◆ Do this
Go through the data below. List every line that holds the word "price".

◆ Data to process

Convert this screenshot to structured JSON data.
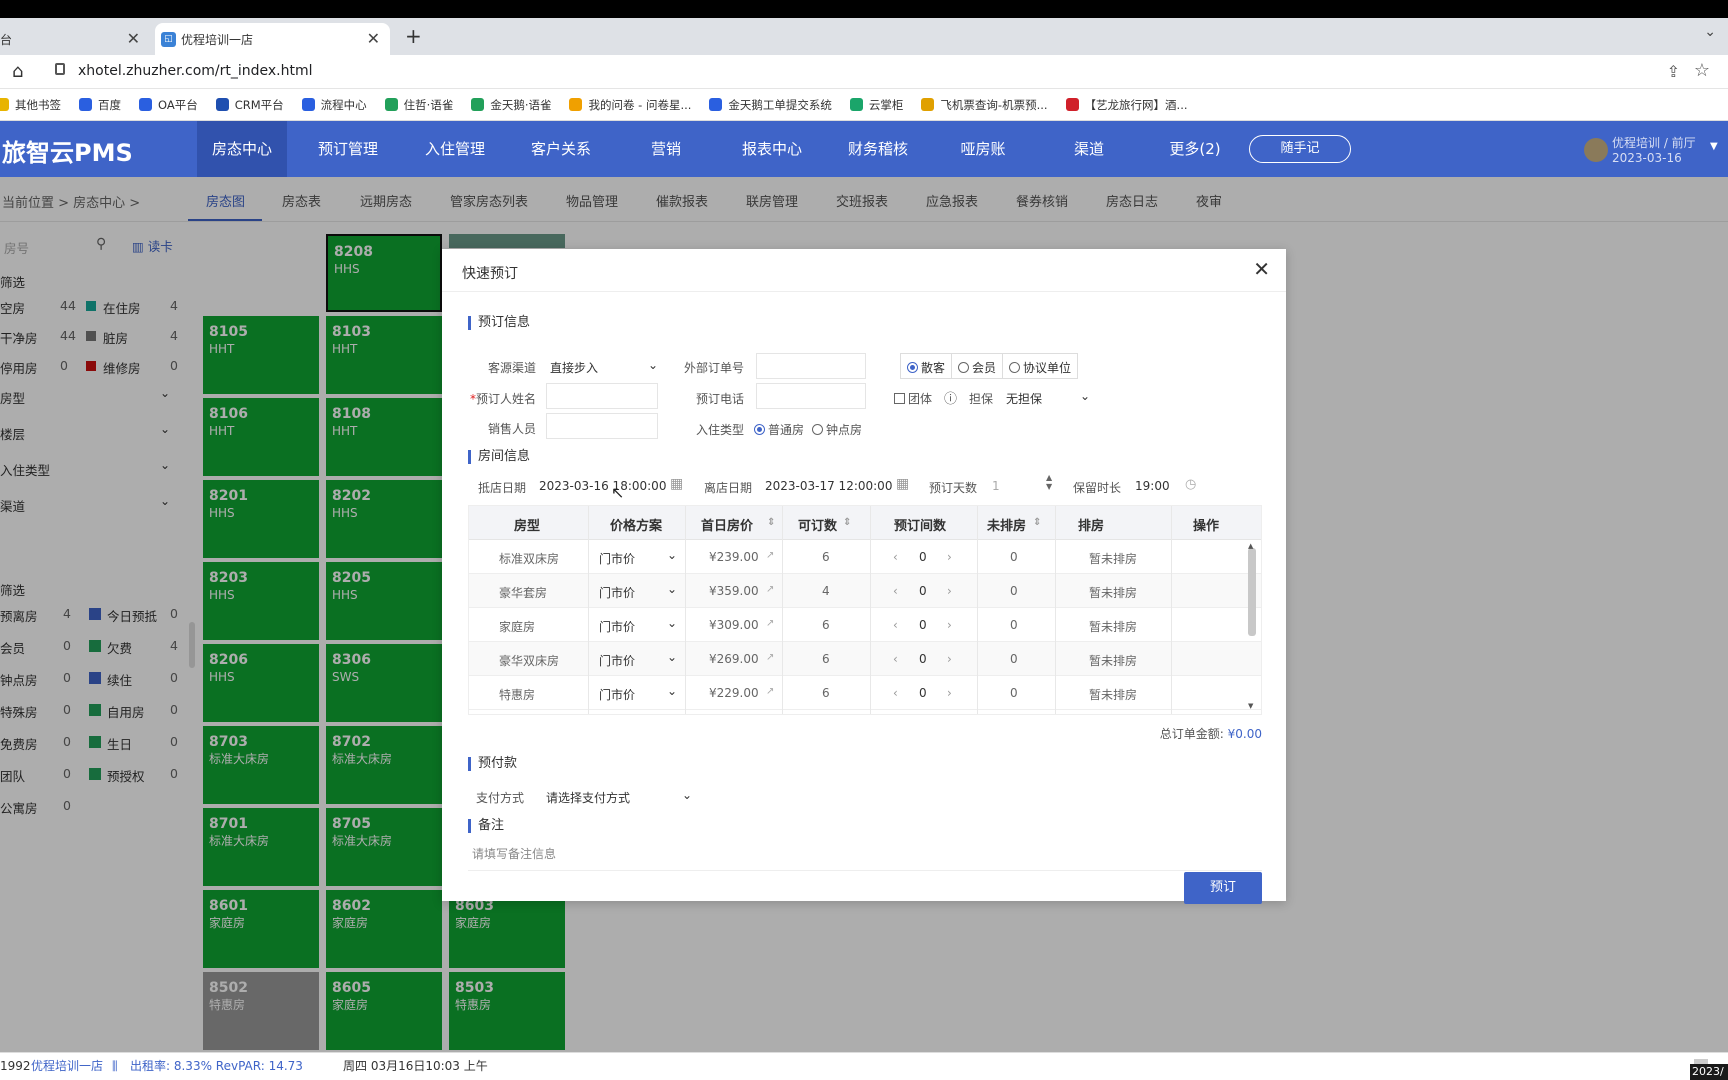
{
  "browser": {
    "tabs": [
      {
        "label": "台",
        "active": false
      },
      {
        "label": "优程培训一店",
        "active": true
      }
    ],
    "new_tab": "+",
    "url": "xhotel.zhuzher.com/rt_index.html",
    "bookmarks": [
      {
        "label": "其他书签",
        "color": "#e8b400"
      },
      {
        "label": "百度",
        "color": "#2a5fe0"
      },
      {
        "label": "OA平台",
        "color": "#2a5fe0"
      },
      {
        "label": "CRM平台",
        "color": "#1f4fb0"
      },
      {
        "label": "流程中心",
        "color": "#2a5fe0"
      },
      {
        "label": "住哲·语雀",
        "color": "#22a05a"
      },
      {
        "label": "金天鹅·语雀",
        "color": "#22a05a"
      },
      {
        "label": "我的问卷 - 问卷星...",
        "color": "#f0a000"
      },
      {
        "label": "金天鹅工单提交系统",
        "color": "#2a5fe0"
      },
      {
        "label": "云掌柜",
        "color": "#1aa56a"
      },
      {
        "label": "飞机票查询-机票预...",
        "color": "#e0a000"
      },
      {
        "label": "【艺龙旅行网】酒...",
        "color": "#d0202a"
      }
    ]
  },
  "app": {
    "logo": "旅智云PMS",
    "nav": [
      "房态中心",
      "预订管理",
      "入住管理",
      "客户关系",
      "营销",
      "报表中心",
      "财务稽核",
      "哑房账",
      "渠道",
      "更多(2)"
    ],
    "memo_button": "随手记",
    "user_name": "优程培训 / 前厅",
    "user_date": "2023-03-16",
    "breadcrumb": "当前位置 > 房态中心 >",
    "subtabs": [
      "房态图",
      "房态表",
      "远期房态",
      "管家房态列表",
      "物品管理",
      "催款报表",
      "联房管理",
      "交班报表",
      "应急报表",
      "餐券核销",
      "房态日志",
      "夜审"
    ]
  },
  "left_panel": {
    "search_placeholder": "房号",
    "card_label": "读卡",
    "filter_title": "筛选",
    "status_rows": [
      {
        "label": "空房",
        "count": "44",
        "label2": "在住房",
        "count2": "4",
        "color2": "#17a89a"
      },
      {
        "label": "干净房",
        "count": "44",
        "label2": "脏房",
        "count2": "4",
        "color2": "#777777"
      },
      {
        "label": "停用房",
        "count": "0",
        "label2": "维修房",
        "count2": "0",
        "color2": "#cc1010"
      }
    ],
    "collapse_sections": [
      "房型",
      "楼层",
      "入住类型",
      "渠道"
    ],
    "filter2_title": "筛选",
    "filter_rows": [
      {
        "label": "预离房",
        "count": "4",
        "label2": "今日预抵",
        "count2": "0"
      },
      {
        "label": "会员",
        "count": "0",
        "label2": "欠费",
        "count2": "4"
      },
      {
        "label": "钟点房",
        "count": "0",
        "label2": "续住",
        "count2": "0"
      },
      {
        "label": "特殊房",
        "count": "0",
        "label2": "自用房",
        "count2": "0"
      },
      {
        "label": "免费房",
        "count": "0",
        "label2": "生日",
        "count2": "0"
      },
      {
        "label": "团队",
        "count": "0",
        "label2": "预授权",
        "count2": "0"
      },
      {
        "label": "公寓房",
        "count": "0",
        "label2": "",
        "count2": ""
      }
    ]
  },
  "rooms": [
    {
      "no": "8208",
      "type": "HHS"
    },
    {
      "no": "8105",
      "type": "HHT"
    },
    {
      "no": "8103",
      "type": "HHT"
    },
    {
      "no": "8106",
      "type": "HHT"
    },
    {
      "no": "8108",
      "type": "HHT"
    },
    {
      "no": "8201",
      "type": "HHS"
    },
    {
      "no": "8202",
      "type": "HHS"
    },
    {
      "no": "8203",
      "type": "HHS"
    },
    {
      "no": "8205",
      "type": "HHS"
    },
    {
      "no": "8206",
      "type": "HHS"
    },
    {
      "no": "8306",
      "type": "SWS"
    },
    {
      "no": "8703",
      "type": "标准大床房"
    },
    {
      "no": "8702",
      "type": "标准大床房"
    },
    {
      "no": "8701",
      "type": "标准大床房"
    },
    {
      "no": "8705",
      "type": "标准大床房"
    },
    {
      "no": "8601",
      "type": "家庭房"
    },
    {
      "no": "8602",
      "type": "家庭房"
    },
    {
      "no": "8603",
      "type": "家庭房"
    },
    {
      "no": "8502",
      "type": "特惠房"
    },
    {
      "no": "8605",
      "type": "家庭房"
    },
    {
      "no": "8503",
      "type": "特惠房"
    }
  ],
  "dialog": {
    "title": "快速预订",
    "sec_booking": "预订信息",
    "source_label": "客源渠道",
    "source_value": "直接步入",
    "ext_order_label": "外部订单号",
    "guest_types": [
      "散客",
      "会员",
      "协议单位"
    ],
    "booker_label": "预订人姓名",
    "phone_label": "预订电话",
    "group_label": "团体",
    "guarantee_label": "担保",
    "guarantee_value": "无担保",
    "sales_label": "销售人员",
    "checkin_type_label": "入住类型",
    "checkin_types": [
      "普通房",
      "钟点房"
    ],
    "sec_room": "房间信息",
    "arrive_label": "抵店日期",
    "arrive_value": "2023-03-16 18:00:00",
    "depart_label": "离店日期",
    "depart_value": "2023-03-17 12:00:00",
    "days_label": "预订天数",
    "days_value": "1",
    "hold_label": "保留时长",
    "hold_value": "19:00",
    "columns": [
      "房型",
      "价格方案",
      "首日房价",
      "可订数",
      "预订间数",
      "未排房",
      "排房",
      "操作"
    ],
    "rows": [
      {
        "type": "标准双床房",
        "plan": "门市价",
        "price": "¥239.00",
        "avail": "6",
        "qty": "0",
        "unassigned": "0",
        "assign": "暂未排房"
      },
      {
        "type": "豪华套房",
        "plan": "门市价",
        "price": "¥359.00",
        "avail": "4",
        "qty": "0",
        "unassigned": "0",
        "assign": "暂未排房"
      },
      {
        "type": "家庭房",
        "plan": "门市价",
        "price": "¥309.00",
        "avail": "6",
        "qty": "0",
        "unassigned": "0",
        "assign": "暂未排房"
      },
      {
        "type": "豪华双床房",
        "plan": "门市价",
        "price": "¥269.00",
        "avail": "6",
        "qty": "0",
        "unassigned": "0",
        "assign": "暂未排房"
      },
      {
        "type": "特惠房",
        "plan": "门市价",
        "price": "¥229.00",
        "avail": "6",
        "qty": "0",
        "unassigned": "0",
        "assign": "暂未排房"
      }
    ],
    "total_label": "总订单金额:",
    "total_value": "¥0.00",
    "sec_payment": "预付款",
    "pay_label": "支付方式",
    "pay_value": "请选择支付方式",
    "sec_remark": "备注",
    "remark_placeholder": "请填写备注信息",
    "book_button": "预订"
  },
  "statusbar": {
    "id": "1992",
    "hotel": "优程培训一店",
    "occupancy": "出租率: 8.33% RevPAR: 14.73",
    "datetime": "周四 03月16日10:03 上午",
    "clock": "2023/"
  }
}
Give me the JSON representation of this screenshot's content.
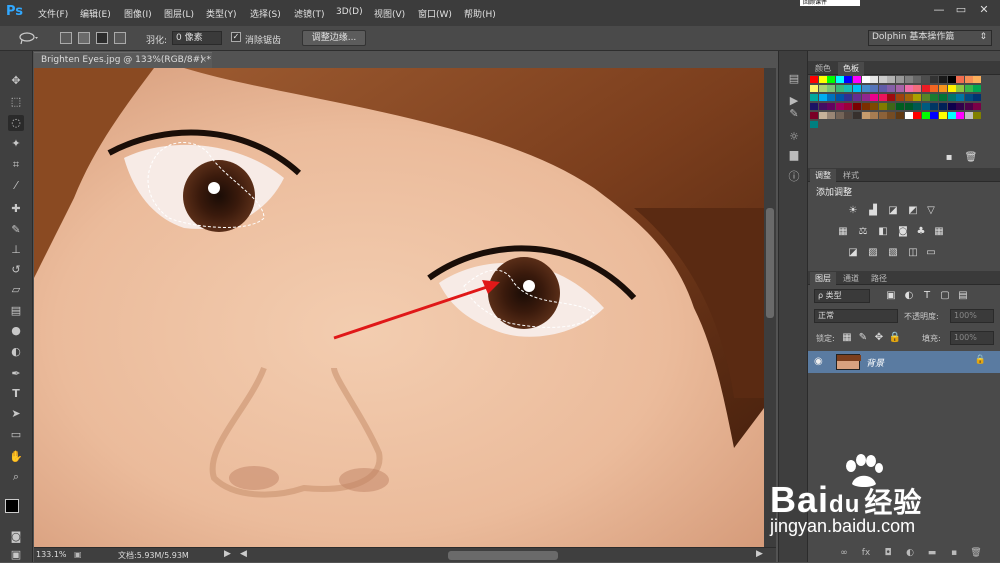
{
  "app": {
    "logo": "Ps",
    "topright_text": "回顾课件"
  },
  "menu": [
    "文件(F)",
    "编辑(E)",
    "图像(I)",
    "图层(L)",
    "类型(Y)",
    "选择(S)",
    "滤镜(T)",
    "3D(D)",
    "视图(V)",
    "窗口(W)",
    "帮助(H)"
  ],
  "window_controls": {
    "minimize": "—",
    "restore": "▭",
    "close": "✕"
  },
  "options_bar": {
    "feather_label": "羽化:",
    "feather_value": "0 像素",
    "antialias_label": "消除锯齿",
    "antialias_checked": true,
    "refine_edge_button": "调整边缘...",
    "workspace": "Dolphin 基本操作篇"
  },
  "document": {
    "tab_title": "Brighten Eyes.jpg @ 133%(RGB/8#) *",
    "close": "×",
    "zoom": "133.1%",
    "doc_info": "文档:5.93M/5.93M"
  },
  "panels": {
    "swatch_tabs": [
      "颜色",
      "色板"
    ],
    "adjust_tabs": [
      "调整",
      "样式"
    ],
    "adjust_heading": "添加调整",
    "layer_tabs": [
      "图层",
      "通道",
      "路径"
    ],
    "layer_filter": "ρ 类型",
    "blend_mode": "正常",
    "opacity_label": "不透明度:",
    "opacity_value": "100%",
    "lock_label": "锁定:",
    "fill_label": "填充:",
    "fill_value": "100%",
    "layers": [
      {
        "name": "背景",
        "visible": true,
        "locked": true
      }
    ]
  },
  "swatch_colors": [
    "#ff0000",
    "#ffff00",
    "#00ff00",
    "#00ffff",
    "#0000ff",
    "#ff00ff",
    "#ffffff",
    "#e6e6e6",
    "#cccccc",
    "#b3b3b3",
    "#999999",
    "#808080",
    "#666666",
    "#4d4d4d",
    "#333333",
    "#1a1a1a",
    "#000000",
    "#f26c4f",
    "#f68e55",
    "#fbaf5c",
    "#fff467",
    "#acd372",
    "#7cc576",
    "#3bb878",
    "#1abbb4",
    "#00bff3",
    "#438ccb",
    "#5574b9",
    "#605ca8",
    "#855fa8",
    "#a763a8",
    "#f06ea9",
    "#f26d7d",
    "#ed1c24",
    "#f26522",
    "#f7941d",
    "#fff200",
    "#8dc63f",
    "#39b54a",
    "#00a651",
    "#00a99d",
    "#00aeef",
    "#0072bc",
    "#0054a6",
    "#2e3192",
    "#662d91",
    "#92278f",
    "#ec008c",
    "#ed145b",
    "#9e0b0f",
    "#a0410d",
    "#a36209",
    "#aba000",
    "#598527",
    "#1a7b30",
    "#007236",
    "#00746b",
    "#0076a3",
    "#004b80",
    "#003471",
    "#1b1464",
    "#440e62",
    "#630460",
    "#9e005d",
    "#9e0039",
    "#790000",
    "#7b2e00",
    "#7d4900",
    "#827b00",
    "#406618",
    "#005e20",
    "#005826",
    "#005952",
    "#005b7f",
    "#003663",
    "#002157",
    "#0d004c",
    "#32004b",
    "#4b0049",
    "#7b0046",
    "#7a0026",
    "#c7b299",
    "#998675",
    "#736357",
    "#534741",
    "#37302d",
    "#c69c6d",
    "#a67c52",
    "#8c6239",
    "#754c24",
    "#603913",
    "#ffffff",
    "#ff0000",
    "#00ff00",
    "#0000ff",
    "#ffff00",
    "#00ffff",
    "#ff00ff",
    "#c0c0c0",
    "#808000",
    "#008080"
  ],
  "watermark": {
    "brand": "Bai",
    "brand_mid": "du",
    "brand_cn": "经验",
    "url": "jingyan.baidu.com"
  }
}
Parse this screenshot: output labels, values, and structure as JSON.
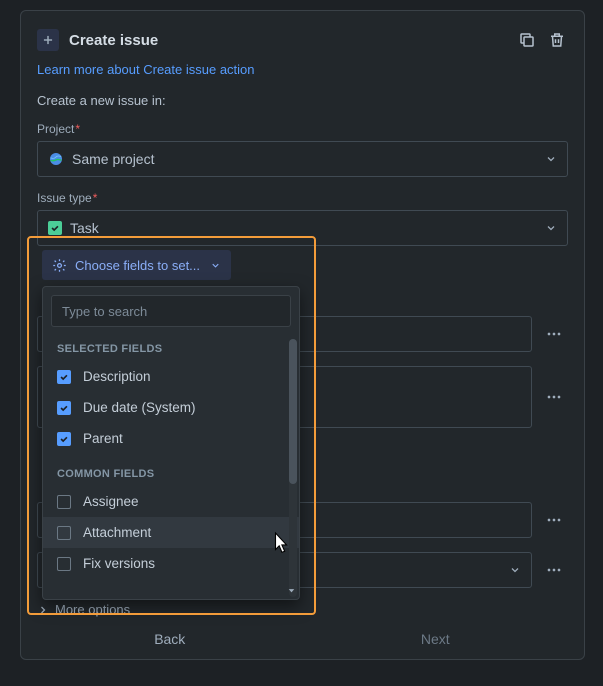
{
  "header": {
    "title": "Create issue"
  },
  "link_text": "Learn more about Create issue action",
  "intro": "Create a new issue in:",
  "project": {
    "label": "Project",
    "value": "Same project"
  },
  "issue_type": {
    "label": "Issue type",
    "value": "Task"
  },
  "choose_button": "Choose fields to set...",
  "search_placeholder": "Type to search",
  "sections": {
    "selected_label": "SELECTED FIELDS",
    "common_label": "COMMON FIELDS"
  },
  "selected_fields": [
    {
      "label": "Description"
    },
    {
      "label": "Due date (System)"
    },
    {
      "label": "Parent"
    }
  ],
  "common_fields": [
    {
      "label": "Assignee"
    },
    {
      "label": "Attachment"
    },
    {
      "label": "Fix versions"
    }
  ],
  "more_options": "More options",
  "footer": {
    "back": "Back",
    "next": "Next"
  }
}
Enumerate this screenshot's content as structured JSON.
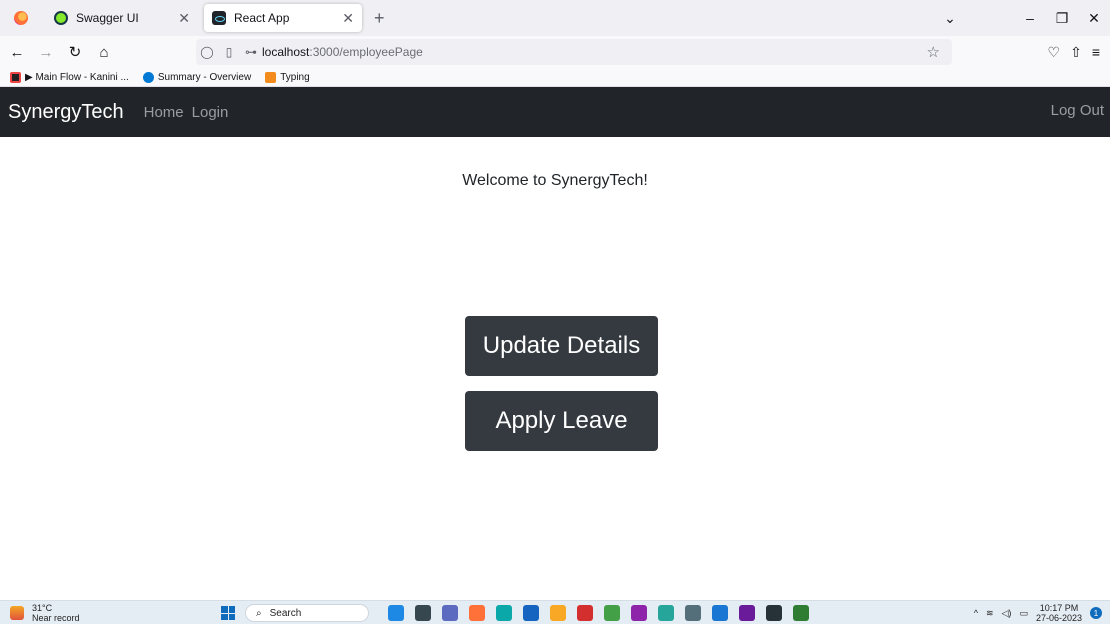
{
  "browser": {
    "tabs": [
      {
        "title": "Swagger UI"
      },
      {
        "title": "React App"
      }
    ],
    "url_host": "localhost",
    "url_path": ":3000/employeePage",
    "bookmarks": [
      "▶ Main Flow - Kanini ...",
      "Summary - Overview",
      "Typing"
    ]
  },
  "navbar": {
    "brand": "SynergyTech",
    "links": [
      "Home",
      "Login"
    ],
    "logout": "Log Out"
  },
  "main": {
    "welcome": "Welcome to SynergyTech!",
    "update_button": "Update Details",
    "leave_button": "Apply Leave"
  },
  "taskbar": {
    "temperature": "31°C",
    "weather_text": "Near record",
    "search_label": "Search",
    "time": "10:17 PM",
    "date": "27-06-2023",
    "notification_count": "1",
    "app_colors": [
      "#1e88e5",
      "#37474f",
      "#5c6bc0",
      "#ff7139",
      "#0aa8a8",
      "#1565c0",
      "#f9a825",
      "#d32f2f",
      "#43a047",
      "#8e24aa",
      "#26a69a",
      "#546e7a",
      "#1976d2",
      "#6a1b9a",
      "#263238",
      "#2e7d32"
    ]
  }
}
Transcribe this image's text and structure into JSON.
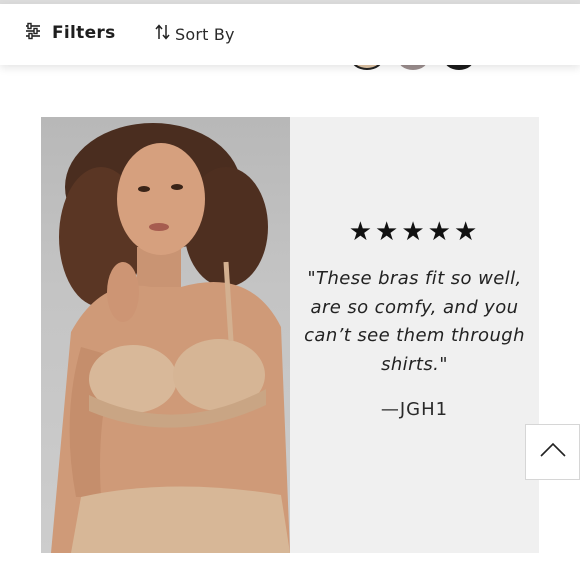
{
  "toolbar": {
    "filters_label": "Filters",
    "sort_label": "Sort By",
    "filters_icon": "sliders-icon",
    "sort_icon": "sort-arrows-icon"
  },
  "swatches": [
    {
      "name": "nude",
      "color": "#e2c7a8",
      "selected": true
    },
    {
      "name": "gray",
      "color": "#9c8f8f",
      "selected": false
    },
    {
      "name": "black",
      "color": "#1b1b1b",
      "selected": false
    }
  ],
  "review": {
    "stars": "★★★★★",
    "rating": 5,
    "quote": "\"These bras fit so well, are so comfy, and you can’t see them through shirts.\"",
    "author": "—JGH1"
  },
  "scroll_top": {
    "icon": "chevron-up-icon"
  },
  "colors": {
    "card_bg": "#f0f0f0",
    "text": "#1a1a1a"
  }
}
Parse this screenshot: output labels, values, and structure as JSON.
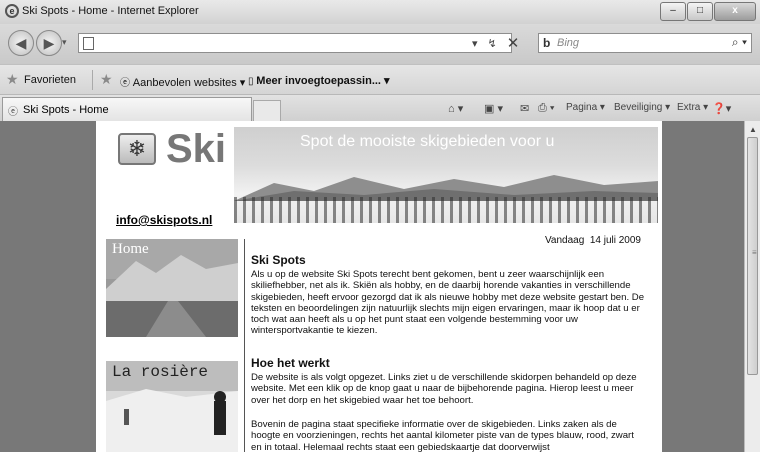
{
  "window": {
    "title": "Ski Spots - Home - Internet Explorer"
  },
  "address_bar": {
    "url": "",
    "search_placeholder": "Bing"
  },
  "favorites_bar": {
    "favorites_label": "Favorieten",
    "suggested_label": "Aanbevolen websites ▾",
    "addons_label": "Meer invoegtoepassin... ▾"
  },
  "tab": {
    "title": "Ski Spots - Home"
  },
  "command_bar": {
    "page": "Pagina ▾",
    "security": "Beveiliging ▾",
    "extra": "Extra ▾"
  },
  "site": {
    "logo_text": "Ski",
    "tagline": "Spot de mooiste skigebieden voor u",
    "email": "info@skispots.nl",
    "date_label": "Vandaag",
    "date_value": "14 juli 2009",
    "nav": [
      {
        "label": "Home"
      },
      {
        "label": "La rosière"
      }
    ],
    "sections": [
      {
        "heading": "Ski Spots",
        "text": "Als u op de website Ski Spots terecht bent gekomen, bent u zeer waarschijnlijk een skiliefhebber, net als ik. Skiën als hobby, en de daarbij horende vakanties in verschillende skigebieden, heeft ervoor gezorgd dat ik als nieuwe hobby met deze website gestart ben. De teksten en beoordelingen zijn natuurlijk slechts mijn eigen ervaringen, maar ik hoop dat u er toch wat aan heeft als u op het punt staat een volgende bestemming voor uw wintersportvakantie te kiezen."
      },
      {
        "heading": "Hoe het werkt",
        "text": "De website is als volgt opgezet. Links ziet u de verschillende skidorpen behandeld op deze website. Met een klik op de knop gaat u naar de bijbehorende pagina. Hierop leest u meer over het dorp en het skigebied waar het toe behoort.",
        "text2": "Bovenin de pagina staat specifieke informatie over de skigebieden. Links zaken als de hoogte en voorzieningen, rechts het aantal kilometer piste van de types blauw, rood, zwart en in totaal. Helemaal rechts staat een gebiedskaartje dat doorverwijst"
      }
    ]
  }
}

◆ Complete answer
        "price": "¥239.00",
        "price": "¥359.00",
        "price": "¥309.00",
        "price": "¥269.00",
        "price": "¥229.00",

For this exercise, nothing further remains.